◆ **PROBLEM REQUIREMENTS**: Exactly as given, repeat all of the entries.

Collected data
^^^^^^^^
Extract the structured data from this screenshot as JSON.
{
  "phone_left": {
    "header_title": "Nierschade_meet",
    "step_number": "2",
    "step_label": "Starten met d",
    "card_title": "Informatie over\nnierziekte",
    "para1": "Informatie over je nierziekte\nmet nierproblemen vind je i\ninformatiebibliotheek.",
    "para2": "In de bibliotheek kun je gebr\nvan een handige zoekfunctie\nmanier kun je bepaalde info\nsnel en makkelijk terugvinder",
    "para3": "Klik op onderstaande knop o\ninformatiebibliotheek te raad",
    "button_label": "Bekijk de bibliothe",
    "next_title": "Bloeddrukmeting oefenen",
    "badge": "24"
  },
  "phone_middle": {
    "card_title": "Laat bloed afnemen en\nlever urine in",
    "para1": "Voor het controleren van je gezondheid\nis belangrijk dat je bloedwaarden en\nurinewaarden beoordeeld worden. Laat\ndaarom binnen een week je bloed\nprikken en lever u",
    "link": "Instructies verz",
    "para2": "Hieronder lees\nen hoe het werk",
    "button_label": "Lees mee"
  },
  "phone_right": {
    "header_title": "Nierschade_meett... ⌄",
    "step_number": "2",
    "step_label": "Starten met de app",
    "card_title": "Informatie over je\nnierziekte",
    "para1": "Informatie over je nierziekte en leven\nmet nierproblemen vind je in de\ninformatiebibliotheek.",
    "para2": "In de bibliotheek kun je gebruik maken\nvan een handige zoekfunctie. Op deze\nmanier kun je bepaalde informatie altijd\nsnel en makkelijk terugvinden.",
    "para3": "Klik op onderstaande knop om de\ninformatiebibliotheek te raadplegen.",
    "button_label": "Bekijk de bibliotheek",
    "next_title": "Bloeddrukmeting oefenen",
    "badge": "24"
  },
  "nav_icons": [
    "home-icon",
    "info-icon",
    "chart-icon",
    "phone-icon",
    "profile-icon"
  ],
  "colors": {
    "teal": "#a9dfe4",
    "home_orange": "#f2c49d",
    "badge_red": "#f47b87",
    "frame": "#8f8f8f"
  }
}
^^^^^^^^
◆ **RESULT BELOW**:
Extract the structured data from this screenshot as JSON.
{
  "phone_left": {
    "header_title": "Nierschade_meet",
    "step_number": "2",
    "step_label": "Starten met d",
    "card_title": "Informatie over\nnierziekte",
    "para1": "Informatie over je nierziekte\nmet nierproblemen vind je i\ninformatiebibliotheek.",
    "para2": "In de bibliotheek kun je gebr\nvan een handige zoekfunctie\nmanier kun je bepaalde info\nsnel en makkelijk terugvinder",
    "para3": "Klik op onderstaande knop o\ninformatiebibliotheek te raad",
    "button_label": "Bekijk de bibliothe",
    "next_title": "Bloeddrukmeting oefenen",
    "badge": "24"
  },
  "phone_middle": {
    "card_title": "Laat bloed afnemen en\nlever urine in",
    "para1": "Voor het controleren van je gezondheid\nis belangrijk dat je bloedwaarden en\nurinewaarden beoordeeld worden. Laat\ndaarom binnen een week je bloed\nprikken en lever u",
    "link": "Instructies verz",
    "para2": "Hieronder lees\nen hoe het werk",
    "button_label": "Lees mee"
  },
  "phone_right": {
    "header_title": "Nierschade_meett... ⌄",
    "step_number": "2",
    "step_label": "Starten met de app",
    "card_title": "Informatie over je\nnierziekte",
    "para1": "Informatie over je nierziekte en leven\nmet nierproblemen vind je in de\ninformatiebibliotheek.",
    "para2": "In de bibliotheek kun je gebruik maken\nvan een handige zoekfunctie. Op deze\nmanier kun je bepaalde informatie altijd\nsnel en makkelijk terugvinden.",
    "para3": "Klik op onderstaande knop om de\ninformatiebibliotheek te raadplegen.",
    "button_label": "Bekijk de bibliotheek",
    "next_title": "Bloeddrukmeting oefenen",
    "badge": "24"
  },
  "nav_icons": [
    "home-icon",
    "info-icon",
    "chart-icon",
    "phone-icon",
    "profile-icon"
  ],
  "colors": {
    "teal": "#a9dfe4",
    "home_orange": "#f2c49d",
    "badge_red": "#f47b87",
    "frame": "#8f8f8f"
  }
}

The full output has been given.